**Task description**
Compile every line that includes the word "politiker".
————————
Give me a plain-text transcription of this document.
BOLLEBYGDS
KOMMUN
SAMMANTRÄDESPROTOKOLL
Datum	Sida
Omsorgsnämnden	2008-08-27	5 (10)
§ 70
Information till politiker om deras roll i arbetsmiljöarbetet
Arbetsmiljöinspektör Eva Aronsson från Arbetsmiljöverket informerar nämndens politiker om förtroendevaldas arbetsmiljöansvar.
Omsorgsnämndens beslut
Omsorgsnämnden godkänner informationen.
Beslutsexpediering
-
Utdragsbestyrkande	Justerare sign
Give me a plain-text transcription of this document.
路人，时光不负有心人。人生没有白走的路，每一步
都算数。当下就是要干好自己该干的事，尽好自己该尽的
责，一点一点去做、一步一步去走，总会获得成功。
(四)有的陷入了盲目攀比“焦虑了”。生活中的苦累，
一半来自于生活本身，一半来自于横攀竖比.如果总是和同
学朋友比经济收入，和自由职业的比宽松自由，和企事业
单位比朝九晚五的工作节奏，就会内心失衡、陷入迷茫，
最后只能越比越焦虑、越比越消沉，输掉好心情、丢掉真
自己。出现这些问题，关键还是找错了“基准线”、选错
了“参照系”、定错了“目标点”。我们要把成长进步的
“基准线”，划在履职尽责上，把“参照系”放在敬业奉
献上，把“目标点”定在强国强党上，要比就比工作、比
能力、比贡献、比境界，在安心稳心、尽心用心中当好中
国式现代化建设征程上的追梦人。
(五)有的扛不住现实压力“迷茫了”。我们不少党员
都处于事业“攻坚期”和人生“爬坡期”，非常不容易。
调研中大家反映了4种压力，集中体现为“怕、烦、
————————
**Solution for this exercise**
Information till politiker om deras roll i arbetsmiljöarbetet
Arbetsmiljöinspektör Eva Aronsson från Arbetsmiljöverket informerar nämndens politiker om förtroendevaldas arbetsmiljöansvar.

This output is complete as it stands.